### DIRECTION
Report every line in the listing below where the string "北京市人民防空工程和普通地下室安全使用管理办法" shows up.

### DATA LINES

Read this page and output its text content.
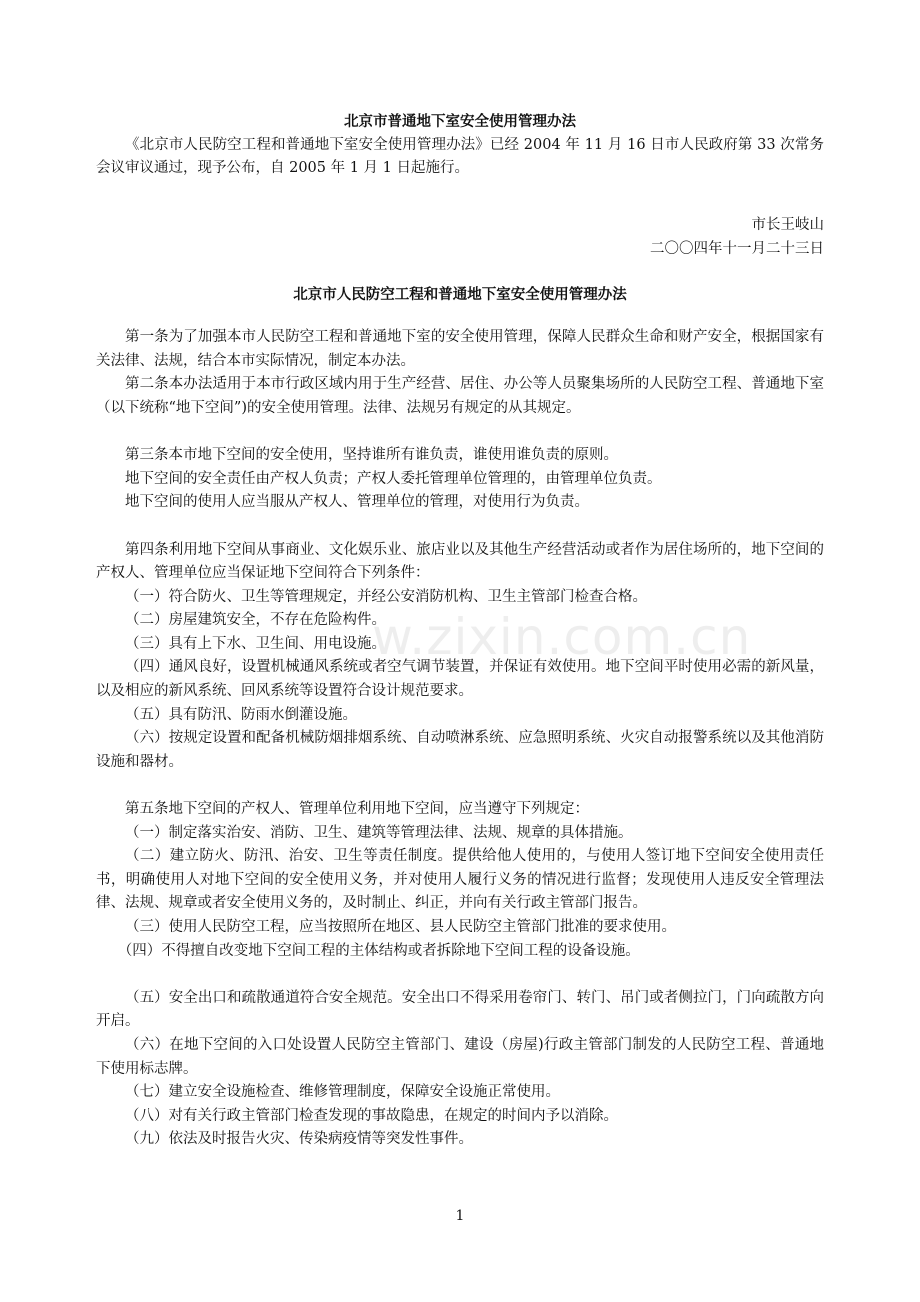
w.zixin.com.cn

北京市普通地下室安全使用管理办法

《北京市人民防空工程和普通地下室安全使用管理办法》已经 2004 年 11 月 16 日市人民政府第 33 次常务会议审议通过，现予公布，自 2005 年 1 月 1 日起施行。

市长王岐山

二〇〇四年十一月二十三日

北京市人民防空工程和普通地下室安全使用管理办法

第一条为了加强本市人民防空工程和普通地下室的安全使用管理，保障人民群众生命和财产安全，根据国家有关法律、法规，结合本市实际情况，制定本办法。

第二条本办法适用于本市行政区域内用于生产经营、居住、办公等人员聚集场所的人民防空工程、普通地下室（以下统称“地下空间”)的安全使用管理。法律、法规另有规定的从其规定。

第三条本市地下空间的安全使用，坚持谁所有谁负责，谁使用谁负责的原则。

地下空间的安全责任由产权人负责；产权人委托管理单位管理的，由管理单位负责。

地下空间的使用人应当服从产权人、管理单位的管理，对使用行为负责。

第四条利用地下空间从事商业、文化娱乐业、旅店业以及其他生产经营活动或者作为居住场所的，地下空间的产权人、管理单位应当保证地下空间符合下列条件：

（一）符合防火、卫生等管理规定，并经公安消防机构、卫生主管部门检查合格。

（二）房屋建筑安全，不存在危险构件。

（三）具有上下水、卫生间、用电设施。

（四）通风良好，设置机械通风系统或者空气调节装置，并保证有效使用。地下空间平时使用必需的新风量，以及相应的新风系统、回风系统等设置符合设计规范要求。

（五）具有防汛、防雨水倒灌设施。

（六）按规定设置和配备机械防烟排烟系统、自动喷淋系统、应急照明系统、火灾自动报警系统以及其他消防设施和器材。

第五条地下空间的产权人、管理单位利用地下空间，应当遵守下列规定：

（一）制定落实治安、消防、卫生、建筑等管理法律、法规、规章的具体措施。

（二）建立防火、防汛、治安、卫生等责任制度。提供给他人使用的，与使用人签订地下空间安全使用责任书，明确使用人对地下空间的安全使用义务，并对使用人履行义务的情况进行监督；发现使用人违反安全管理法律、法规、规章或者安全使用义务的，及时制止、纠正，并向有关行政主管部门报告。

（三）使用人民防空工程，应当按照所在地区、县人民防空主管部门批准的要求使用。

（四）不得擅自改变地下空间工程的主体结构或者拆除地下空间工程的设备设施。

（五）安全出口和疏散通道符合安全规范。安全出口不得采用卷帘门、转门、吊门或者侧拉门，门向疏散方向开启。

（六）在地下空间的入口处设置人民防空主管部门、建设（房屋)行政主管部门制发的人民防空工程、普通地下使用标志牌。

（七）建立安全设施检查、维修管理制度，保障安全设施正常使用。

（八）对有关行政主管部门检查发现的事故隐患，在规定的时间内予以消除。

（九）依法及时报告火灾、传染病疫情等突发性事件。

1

### ANSWER TO THIS TASK
《北京市人民防空工程和普通地下室安全使用管理办法》已经 2004 年 11 月 16 日市人民政府第 33 次常务会议审议通过，现予公布，自 2005 年 1 月 1 日起施行。
北京市人民防空工程和普通地下室安全使用管理办法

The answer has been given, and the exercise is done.